Look below and pull out each line with the word "this".
**** EXTRACTED RECORDS
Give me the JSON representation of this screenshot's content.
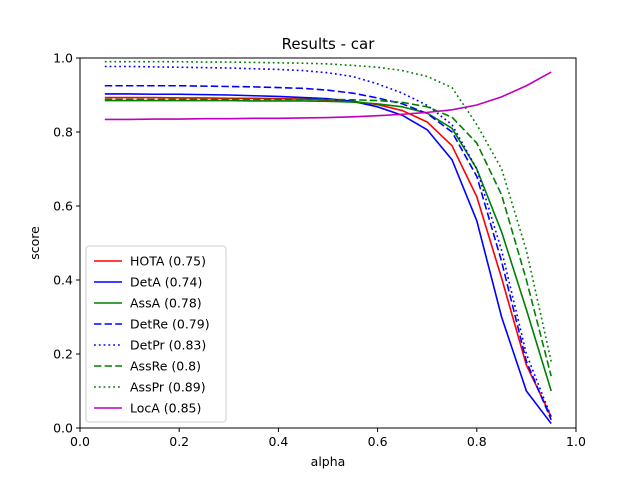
{
  "chart_data": {
    "type": "line",
    "title": "Results - car",
    "xlabel": "alpha",
    "ylabel": "score",
    "xlim": [
      0.0,
      1.0
    ],
    "ylim": [
      0.0,
      1.0
    ],
    "xticks": [
      "0.0",
      "0.2",
      "0.4",
      "0.6",
      "0.8",
      "1.0"
    ],
    "yticks": [
      "0.0",
      "0.2",
      "0.4",
      "0.6",
      "0.8",
      "1.0"
    ],
    "grid": false,
    "legend_position": "lower-left",
    "x": [
      0.05,
      0.1,
      0.15,
      0.2,
      0.25,
      0.3,
      0.35,
      0.4,
      0.45,
      0.5,
      0.55,
      0.6,
      0.65,
      0.7,
      0.75,
      0.8,
      0.85,
      0.9,
      0.95
    ],
    "series": [
      {
        "name": "HOTA (0.75)",
        "color": "#ff0000",
        "dash": "solid",
        "values": [
          0.893,
          0.893,
          0.893,
          0.892,
          0.892,
          0.891,
          0.891,
          0.89,
          0.889,
          0.887,
          0.883,
          0.874,
          0.858,
          0.827,
          0.763,
          0.625,
          0.405,
          0.17,
          0.03
        ]
      },
      {
        "name": "DetA (0.74)",
        "color": "#0000ff",
        "dash": "solid",
        "values": [
          0.903,
          0.903,
          0.902,
          0.902,
          0.901,
          0.9,
          0.898,
          0.896,
          0.893,
          0.89,
          0.883,
          0.868,
          0.845,
          0.806,
          0.725,
          0.56,
          0.3,
          0.1,
          0.012
        ]
      },
      {
        "name": "AssA (0.78)",
        "color": "#008000",
        "dash": "solid",
        "values": [
          0.885,
          0.885,
          0.885,
          0.885,
          0.885,
          0.885,
          0.884,
          0.884,
          0.884,
          0.883,
          0.881,
          0.876,
          0.868,
          0.851,
          0.81,
          0.7,
          0.53,
          0.32,
          0.1
        ]
      },
      {
        "name": "DetRe (0.79)",
        "color": "#0000ff",
        "dash": "dashed",
        "values": [
          0.925,
          0.925,
          0.925,
          0.925,
          0.924,
          0.923,
          0.922,
          0.92,
          0.918,
          0.913,
          0.905,
          0.892,
          0.876,
          0.85,
          0.8,
          0.68,
          0.45,
          0.18,
          0.022
        ]
      },
      {
        "name": "DetPr (0.83)",
        "color": "#0000ff",
        "dash": "dotted",
        "values": [
          0.977,
          0.977,
          0.976,
          0.975,
          0.974,
          0.973,
          0.971,
          0.969,
          0.966,
          0.96,
          0.95,
          0.93,
          0.905,
          0.872,
          0.82,
          0.7,
          0.48,
          0.2,
          0.03
        ]
      },
      {
        "name": "AssRe (0.8)",
        "color": "#008000",
        "dash": "dashed",
        "values": [
          0.888,
          0.888,
          0.888,
          0.888,
          0.888,
          0.888,
          0.888,
          0.888,
          0.888,
          0.888,
          0.887,
          0.885,
          0.88,
          0.868,
          0.84,
          0.77,
          0.63,
          0.4,
          0.14
        ]
      },
      {
        "name": "AssPr (0.89)",
        "color": "#008000",
        "dash": "dotted",
        "values": [
          0.99,
          0.99,
          0.99,
          0.99,
          0.989,
          0.989,
          0.988,
          0.987,
          0.986,
          0.984,
          0.98,
          0.975,
          0.966,
          0.95,
          0.92,
          0.82,
          0.7,
          0.48,
          0.18
        ]
      },
      {
        "name": "LocA (0.85)",
        "color": "#bf00bf",
        "dash": "solid",
        "values": [
          0.834,
          0.834,
          0.835,
          0.835,
          0.836,
          0.836,
          0.837,
          0.837,
          0.838,
          0.839,
          0.841,
          0.844,
          0.848,
          0.853,
          0.86,
          0.873,
          0.895,
          0.925,
          0.962
        ]
      }
    ]
  }
}
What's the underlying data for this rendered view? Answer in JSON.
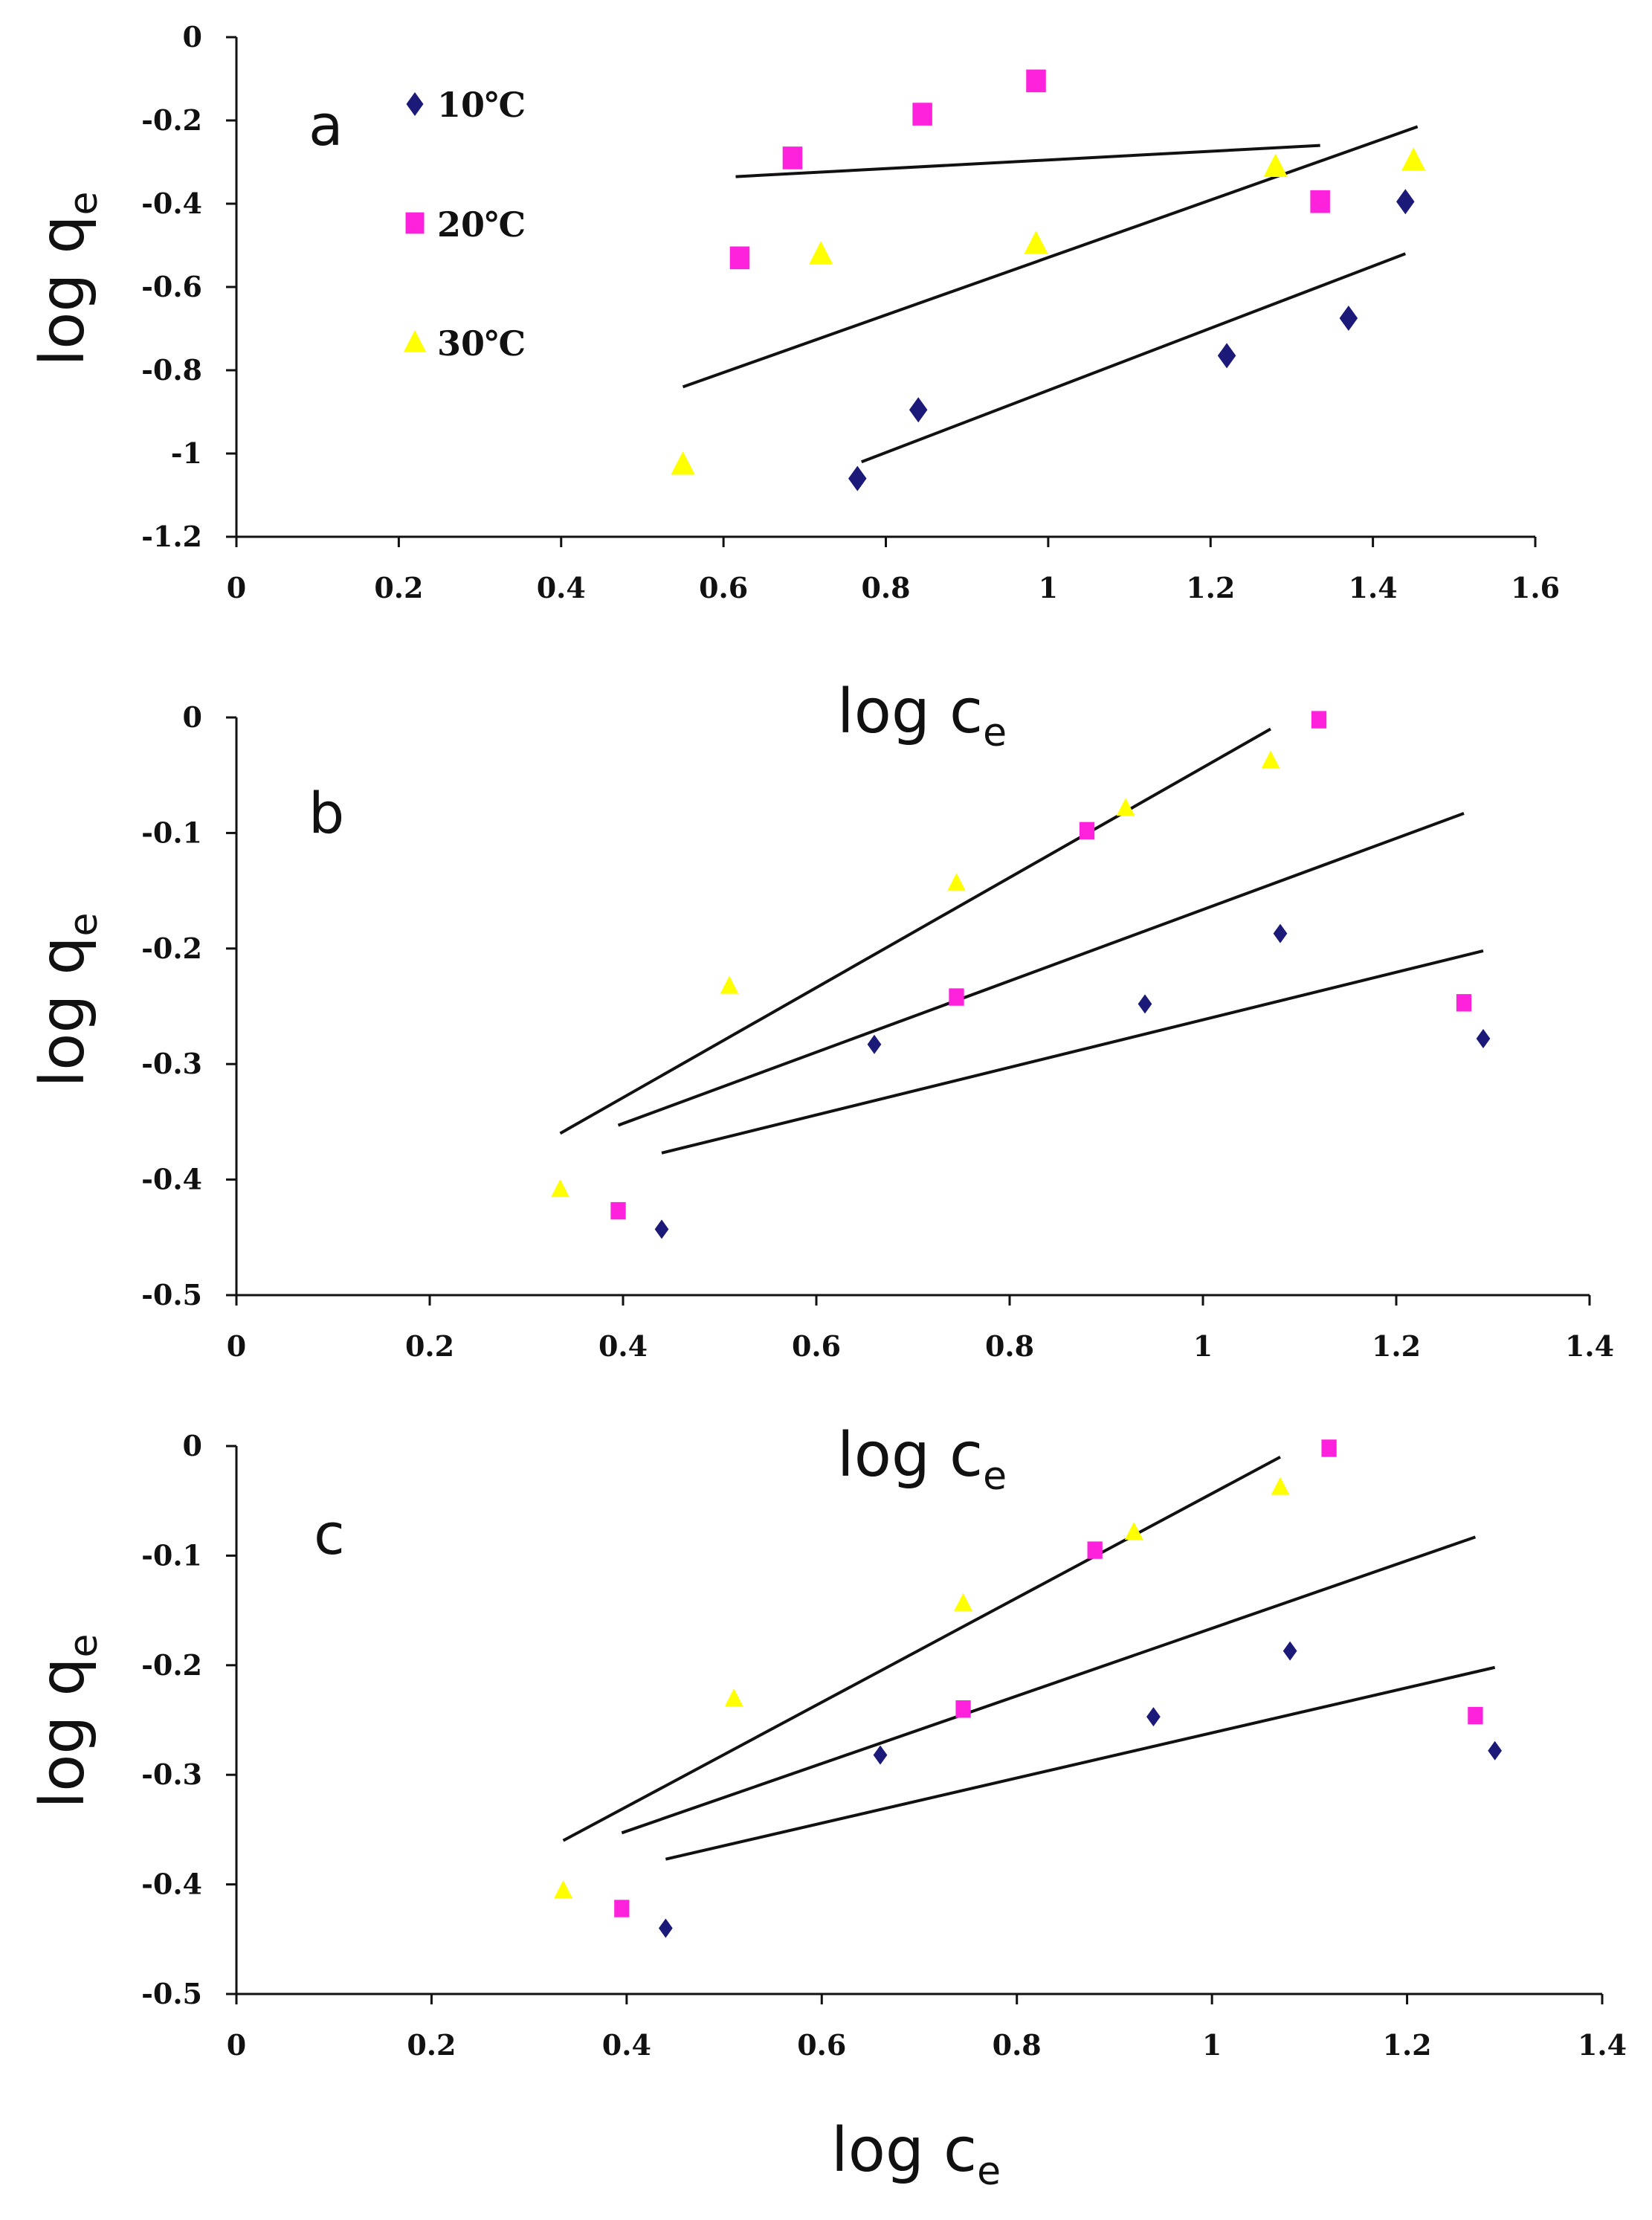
{
  "colors": {
    "t10": "#1c1a78",
    "t20": "#ff22dd",
    "t30": "#ffff00",
    "line": "#111111",
    "axis": "#111111"
  },
  "legend": [
    {
      "label": "10℃",
      "marker": "diamond",
      "color_key": "t10"
    },
    {
      "label": "20℃",
      "marker": "square",
      "color_key": "t20"
    },
    {
      "label": "30℃",
      "marker": "triangle",
      "color_key": "t30"
    }
  ],
  "chart_data": [
    {
      "type": "scatter",
      "panel": "a",
      "xlabel": "log c",
      "xlabel_sub": "e",
      "ylabel": "log q",
      "ylabel_sub": "e",
      "xlim": [
        0,
        1.6
      ],
      "ylim": [
        -1.2,
        0
      ],
      "xticks": [
        "0",
        "0.2",
        "0.4",
        "0.6",
        "0.8",
        "1",
        "1.2",
        "1.4",
        "1.6"
      ],
      "xtick_values": [
        0,
        0.2,
        0.4,
        0.6,
        0.8,
        1,
        1.2,
        1.4,
        1.6
      ],
      "yticks": [
        "0",
        "-0.2",
        "-0.4",
        "-0.6",
        "-0.8",
        "-1",
        "-1.2"
      ],
      "ytick_values": [
        0,
        -0.2,
        -0.4,
        -0.6,
        -0.8,
        -1,
        -1.2
      ],
      "legend_position": "top-left",
      "series": [
        {
          "name": "10℃",
          "x": [
            0.765,
            0.84,
            1.22,
            1.37,
            1.44
          ],
          "y": [
            -1.06,
            -0.895,
            -0.765,
            -0.675,
            -0.395
          ]
        },
        {
          "name": "20℃",
          "x": [
            0.62,
            0.685,
            0.845,
            0.985,
            1.335
          ],
          "y": [
            -0.53,
            -0.29,
            -0.185,
            -0.105,
            -0.395
          ]
        },
        {
          "name": "30℃",
          "x": [
            0.55,
            0.72,
            0.985,
            1.28,
            1.45
          ],
          "y": [
            -1.025,
            -0.52,
            -0.495,
            -0.31,
            -0.295
          ]
        }
      ],
      "fit_lines": [
        {
          "x": [
            0.615,
            1.335
          ],
          "y": [
            -0.335,
            -0.26
          ]
        },
        {
          "x": [
            0.55,
            1.455
          ],
          "y": [
            -0.84,
            -0.215
          ]
        },
        {
          "x": [
            0.77,
            1.44
          ],
          "y": [
            -1.02,
            -0.52
          ]
        }
      ]
    },
    {
      "type": "scatter",
      "panel": "b",
      "xlabel": "log c",
      "xlabel_sub": "e",
      "ylabel": "log q",
      "ylabel_sub": "e",
      "xlim": [
        0,
        1.4
      ],
      "ylim": [
        -0.5,
        0
      ],
      "xticks": [
        "0",
        "0.2",
        "0.4",
        "0.6",
        "0.8",
        "1",
        "1.2",
        "1.4"
      ],
      "xtick_values": [
        0,
        0.2,
        0.4,
        0.6,
        0.8,
        1,
        1.2,
        1.4
      ],
      "yticks": [
        "0",
        "-0.1",
        "-0.2",
        "-0.3",
        "-0.4",
        "-0.5"
      ],
      "ytick_values": [
        0,
        -0.1,
        -0.2,
        -0.3,
        -0.4,
        -0.5
      ],
      "series": [
        {
          "name": "10℃",
          "x": [
            0.44,
            0.66,
            0.94,
            1.08,
            1.29
          ],
          "y": [
            -0.443,
            -0.283,
            -0.248,
            -0.187,
            -0.278
          ]
        },
        {
          "name": "20℃",
          "x": [
            0.395,
            0.745,
            0.88,
            1.12,
            1.27
          ],
          "y": [
            -0.427,
            -0.242,
            -0.098,
            -0.002,
            -0.247
          ]
        },
        {
          "name": "30℃",
          "x": [
            0.335,
            0.51,
            0.745,
            0.92,
            1.07
          ],
          "y": [
            -0.408,
            -0.232,
            -0.143,
            -0.078,
            -0.037
          ]
        }
      ],
      "fit_lines": [
        {
          "x": [
            0.335,
            1.07
          ],
          "y": [
            -0.36,
            -0.01
          ]
        },
        {
          "x": [
            0.395,
            1.27
          ],
          "y": [
            -0.353,
            -0.083
          ]
        },
        {
          "x": [
            0.44,
            1.29
          ],
          "y": [
            -0.377,
            -0.202
          ]
        }
      ]
    },
    {
      "type": "scatter",
      "panel": "c",
      "xlabel": "log c",
      "xlabel_sub": "e",
      "ylabel": "log q",
      "ylabel_sub": "e",
      "xlim": [
        0,
        1.4
      ],
      "ylim": [
        -0.5,
        0
      ],
      "xticks": [
        "0",
        "0.2",
        "0.4",
        "0.6",
        "0.8",
        "1",
        "1.2",
        "1.4"
      ],
      "xtick_values": [
        0,
        0.2,
        0.4,
        0.6,
        0.8,
        1,
        1.2,
        1.4
      ],
      "yticks": [
        "0",
        "-0.1",
        "-0.2",
        "-0.3",
        "-0.4",
        "-0.5"
      ],
      "ytick_values": [
        0,
        -0.1,
        -0.2,
        -0.3,
        -0.4,
        -0.5
      ],
      "series": [
        {
          "name": "10℃",
          "x": [
            0.44,
            0.66,
            0.94,
            1.08,
            1.29
          ],
          "y": [
            -0.44,
            -0.282,
            -0.247,
            -0.187,
            -0.278
          ]
        },
        {
          "name": "20℃",
          "x": [
            0.395,
            0.745,
            0.88,
            1.12,
            1.27
          ],
          "y": [
            -0.422,
            -0.24,
            -0.095,
            -0.002,
            -0.246
          ]
        },
        {
          "name": "30℃",
          "x": [
            0.335,
            0.51,
            0.745,
            0.92,
            1.07
          ],
          "y": [
            -0.405,
            -0.23,
            -0.143,
            -0.078,
            -0.037
          ]
        }
      ],
      "fit_lines": [
        {
          "x": [
            0.335,
            1.07
          ],
          "y": [
            -0.36,
            -0.01
          ]
        },
        {
          "x": [
            0.395,
            1.27
          ],
          "y": [
            -0.353,
            -0.083
          ]
        },
        {
          "x": [
            0.44,
            1.29
          ],
          "y": [
            -0.377,
            -0.202
          ]
        }
      ]
    }
  ]
}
********
- CORRECT ANSWER
Give me the JSON representation of this screenshot's content.
What's the underlying data for this rendered view? Answer in JSON.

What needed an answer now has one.